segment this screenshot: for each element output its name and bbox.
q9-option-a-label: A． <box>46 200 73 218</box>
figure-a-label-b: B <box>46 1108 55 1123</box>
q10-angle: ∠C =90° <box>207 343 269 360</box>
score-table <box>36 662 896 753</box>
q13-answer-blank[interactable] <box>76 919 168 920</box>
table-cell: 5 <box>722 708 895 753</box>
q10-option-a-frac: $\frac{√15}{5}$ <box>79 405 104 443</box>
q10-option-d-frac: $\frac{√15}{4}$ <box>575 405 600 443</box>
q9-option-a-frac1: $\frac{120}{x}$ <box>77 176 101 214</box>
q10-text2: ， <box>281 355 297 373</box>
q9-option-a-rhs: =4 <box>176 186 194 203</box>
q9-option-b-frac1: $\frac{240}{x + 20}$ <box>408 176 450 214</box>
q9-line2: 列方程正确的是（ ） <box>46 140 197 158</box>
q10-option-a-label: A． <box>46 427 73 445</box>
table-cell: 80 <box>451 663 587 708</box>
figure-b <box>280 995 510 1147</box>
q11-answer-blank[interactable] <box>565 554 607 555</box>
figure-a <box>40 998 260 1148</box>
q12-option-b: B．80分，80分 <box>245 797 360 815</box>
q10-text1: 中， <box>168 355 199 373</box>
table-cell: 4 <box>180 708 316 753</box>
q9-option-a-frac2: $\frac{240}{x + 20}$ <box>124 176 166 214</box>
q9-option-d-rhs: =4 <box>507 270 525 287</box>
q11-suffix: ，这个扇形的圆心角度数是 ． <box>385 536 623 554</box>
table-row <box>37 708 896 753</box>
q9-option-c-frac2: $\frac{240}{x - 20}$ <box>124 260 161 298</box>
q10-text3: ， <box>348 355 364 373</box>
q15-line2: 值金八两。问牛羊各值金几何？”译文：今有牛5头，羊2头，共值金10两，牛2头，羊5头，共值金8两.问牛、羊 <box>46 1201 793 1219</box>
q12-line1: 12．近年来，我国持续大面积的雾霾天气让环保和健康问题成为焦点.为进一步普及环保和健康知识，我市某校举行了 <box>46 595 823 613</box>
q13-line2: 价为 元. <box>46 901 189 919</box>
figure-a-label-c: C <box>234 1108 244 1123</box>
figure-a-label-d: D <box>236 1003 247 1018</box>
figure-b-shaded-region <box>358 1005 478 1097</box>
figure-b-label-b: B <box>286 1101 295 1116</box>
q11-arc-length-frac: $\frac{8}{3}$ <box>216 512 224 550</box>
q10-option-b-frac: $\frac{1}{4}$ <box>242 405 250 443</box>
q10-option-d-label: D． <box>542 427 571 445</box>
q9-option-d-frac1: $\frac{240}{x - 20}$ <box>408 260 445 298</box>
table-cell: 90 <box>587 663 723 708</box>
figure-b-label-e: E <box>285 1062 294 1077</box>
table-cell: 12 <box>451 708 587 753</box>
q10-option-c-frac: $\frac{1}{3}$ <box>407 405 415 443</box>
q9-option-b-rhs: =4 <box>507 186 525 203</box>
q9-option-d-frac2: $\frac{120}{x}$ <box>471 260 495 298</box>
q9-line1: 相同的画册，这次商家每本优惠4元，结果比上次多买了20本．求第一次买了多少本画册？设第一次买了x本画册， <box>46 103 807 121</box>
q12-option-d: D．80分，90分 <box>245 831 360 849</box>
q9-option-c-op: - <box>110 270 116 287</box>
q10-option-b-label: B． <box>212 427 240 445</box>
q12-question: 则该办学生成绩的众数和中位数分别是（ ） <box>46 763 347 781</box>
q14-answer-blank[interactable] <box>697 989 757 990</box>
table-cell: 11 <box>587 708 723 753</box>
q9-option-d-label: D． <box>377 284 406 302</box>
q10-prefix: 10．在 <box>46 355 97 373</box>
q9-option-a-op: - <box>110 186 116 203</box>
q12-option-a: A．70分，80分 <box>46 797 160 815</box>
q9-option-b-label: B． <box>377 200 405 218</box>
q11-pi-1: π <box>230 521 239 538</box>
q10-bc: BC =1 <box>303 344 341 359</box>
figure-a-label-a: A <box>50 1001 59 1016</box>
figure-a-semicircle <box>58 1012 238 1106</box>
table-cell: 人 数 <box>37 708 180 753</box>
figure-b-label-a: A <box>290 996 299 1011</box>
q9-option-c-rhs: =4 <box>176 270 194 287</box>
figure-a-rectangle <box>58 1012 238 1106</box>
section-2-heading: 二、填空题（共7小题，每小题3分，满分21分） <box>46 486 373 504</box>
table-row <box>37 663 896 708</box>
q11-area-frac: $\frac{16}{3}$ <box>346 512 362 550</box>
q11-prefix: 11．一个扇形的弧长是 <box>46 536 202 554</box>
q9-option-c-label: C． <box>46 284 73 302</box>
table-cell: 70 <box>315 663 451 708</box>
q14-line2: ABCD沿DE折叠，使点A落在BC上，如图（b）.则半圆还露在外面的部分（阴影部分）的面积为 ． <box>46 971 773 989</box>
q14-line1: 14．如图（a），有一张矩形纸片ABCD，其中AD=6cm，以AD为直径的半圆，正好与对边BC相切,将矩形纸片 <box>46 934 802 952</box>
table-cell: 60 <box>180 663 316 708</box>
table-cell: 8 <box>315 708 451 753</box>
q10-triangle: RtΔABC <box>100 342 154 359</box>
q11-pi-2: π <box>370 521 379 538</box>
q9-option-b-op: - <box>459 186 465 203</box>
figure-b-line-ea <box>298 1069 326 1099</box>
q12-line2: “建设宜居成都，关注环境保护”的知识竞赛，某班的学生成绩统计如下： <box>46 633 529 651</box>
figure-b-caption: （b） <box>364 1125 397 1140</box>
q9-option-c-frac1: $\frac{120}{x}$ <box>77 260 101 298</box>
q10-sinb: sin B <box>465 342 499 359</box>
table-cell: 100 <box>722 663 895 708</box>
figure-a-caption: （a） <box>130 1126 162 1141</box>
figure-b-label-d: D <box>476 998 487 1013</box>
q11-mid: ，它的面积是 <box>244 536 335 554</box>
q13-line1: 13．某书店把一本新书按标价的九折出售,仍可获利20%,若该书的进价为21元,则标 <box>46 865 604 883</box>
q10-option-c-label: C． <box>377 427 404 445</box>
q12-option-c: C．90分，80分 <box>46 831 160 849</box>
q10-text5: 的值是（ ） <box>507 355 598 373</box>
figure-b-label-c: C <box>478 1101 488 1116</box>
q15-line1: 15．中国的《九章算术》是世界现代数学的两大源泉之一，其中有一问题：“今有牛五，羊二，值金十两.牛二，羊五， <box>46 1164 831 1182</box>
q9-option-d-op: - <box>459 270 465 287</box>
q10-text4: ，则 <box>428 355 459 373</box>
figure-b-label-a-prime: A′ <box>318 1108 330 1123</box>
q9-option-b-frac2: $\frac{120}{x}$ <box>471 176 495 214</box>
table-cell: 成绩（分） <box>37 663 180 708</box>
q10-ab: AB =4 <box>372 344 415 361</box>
◇ ◇ ◇ ◇ ◇
### What you have to do
Rewrite the material above as a numbered list with one line per item, leaving out any blank lines.

### Answer in full
1. segment this screenshot: for each element output its name and bbox.
2. q9-option-a-label: A． <box>46 200 73 218</box>
3. figure-a-label-b: B <box>46 1108 55 1123</box>
4. q10-angle: ∠C =90° <box>207 343 269 360</box>
5. score-table <box>36 662 896 753</box>
6. q13-answer-blank[interactable] <box>76 919 168 920</box>
7. table-cell: 5 <box>722 708 895 753</box>
8. q10-option-a-frac: $\frac{√15}{5}$ <box>79 405 104 443</box>
9. q10-option-d-frac: $\frac{√15}{4}$ <box>575 405 600 443</box>
10. q9-option-a-frac1: $\frac{120}{x}$ <box>77 176 101 214</box>
11. q10-text2: ， <box>281 355 297 373</box>
12. q9-option-a-rhs: =4 <box>176 186 194 203</box>
13. q9-option-b-frac1: $\frac{240}{x + 20}$ <box>408 176 450 214</box>
14. q9-line2: 列方程正确的是（ ） <box>46 140 197 158</box>
15. q10-option-a-label: A． <box>46 427 73 445</box>
16. table-cell: 80 <box>451 663 587 708</box>
17. figure-b <box>280 995 510 1147</box>
18. q11-answer-blank[interactable] <box>565 554 607 555</box>
19. figure-a <box>40 998 260 1148</box>
20. q12-option-b: B．80分，80分 <box>245 797 360 815</box>
21. q10-text1: 中， <box>168 355 199 373</box>
22. table-cell: 4 <box>180 708 316 753</box>
23. q9-option-a-frac2: $\frac{240}{x + 20}$ <box>124 176 166 214</box>
24. q9-option-d-rhs: =4 <box>507 270 525 287</box>
25. q11-suffix: ，这个扇形的圆心角度数是 ． <box>385 536 623 554</box>
26. table-row <box>37 708 896 753</box>
27. q9-option-c-frac2: $\frac{240}{x - 20}$ <box>124 260 161 298</box>
28. q10-text3: ， <box>348 355 364 373</box>
29. q15-line2: 值金八两。问牛羊各值金几何？”译文：今有牛5头，羊2头，共值金10两，牛2头，羊5头，共值金8两.问牛、羊 <box>46 1201 793 1219</box>
30. q12-line1: 12．近年来，我国持续大面积的雾霾天气让环保和健康问题成为焦点.为进一步普及环保和健康知识，我市某校举行了 <box>46 595 823 613</box>
31. q13-line2: 价为 元. <box>46 901 189 919</box>
32. figure-a-label-c: C <box>234 1108 244 1123</box>
33. figure-a-label-d: D <box>236 1003 247 1018</box>
34. figure-b-shaded-region <box>358 1005 478 1097</box>
35. figure-b-label-b: B <box>286 1101 295 1116</box>
36. q11-arc-length-frac: $\frac{8}{3}$ <box>216 512 224 550</box>
37. q10-option-b-frac: $\frac{1}{4}$ <box>242 405 250 443</box>
38. q10-option-d-label: D． <box>542 427 571 445</box>
39. q9-option-d-frac1: $\frac{240}{x - 20}$ <box>408 260 445 298</box>
40. table-cell: 90 <box>587 663 723 708</box>
41. figure-b-label-e: E <box>285 1062 294 1077</box>
42. table-cell: 12 <box>451 708 587 753</box>
43. q10-option-c-frac: $\frac{1}{3}$ <box>407 405 415 443</box>
44. q9-option-b-rhs: =4 <box>507 186 525 203</box>
45. q9-option-d-frac2: $\frac{120}{x}$ <box>471 260 495 298</box>
46. q9-line1: 相同的画册，这次商家每本优惠4元，结果比上次多买了20本．求第一次买了多少本画册？设第一次买了x本画册， <box>46 103 807 121</box>
47. q12-option-d: D．80分，90分 <box>245 831 360 849</box>
48. q9-option-c-op: - <box>110 270 116 287</box>
49. q10-option-b-label: B． <box>212 427 240 445</box>
50. q12-question: 则该办学生成绩的众数和中位数分别是（ ） <box>46 763 347 781</box>
51. q14-answer-blank[interactable] <box>697 989 757 990</box>
52. table-cell: 11 <box>587 708 723 753</box>
53. q9-option-d-label: D． <box>377 284 406 302</box>
54. q10-prefix: 10．在 <box>46 355 97 373</box>
55. q9-option-a-op: - <box>110 186 116 203</box>
56. q12-option-a: A．70分，80分 <box>46 797 160 815</box>
57. q9-option-b-label: B． <box>377 200 405 218</box>
58. q11-pi-1: π <box>230 521 239 538</box>
59. q10-bc: BC =1 <box>303 344 341 359</box>
60. figure-a-label-a: A <box>50 1001 59 1016</box>
61. figure-a-semicircle <box>58 1012 238 1106</box>
62. table-cell: 人 数 <box>37 708 180 753</box>
63. figure-b-label-a: A <box>290 996 299 1011</box>
64. q9-option-c-rhs: =4 <box>176 270 194 287</box>
65. figure-a-rectangle <box>58 1012 238 1106</box>
66. section-2-heading: 二、填空题（共7小题，每小题3分，满分21分） <box>46 486 373 504</box>
67. table-row <box>37 663 896 708</box>
68. q11-area-frac: $\frac{16}{3}$ <box>346 512 362 550</box>
69. q11-prefix: 11．一个扇形的弧长是 <box>46 536 202 554</box>
70. q9-option-c-label: C． <box>46 284 73 302</box>
71. table-cell: 70 <box>315 663 451 708</box>
72. q14-line2: ABCD沿DE折叠，使点A落在BC上，如图（b）.则半圆还露在外面的部分（阴影部分）的面积为 ． <box>46 971 773 989</box>
73. q14-line1: 14．如图（a），有一张矩形纸片ABCD，其中AD=6cm，以AD为直径的半圆，正好与对边BC相切,将矩形纸片 <box>46 934 802 952</box>
74. table-cell: 60 <box>180 663 316 708</box>
75. table-cell: 8 <box>315 708 451 753</box>
76. q10-triangle: RtΔABC <box>100 342 154 359</box>
77. q11-pi-2: π <box>370 521 379 538</box>
78. q9-option-b-op: - <box>459 186 465 203</box>
79. figure-b-line-ea <box>298 1069 326 1099</box>
80. q12-line2: “建设宜居成都，关注环境保护”的知识竞赛，某班的学生成绩统计如下： <box>46 633 529 651</box>
81. figure-b-caption: （b） <box>364 1125 397 1140</box>
82. q9-option-c-frac1: $\frac{120}{x}$ <box>77 260 101 298</box>
83. q10-sinb: sin B <box>465 342 499 359</box>
84. table-cell: 100 <box>722 663 895 708</box>
85. figure-a-caption: （a） <box>130 1126 162 1141</box>
86. figure-b-label-d: D <box>476 998 487 1013</box>
87. q11-mid: ，它的面积是 <box>244 536 335 554</box>
88. q13-line1: 13．某书店把一本新书按标价的九折出售,仍可获利20%,若该书的进价为21元,则标 <box>46 865 604 883</box>
89. q10-option-c-label: C． <box>377 427 404 445</box>
90. q12-option-c: C．90分，80分 <box>46 831 160 849</box>
91. q10-text5: 的值是（ ） <box>507 355 598 373</box>
92. figure-b-label-c: C <box>478 1101 488 1116</box>
93. q15-line1: 15．中国的《九章算术》是世界现代数学的两大源泉之一，其中有一问题：“今有牛五，羊二，值金十两.牛二，羊五， <box>46 1164 831 1182</box>
94. q9-option-d-op: - <box>459 270 465 287</box>
95. q10-text4: ，则 <box>428 355 459 373</box>
96. figure-b-label-a-prime: A′ <box>318 1108 330 1123</box>
97. q9-option-b-frac2: $\frac{120}{x}$ <box>471 176 495 214</box>
98. table-cell: 成绩（分） <box>37 663 180 708</box>
99. q10-ab: AB =4 <box>372 344 415 361</box>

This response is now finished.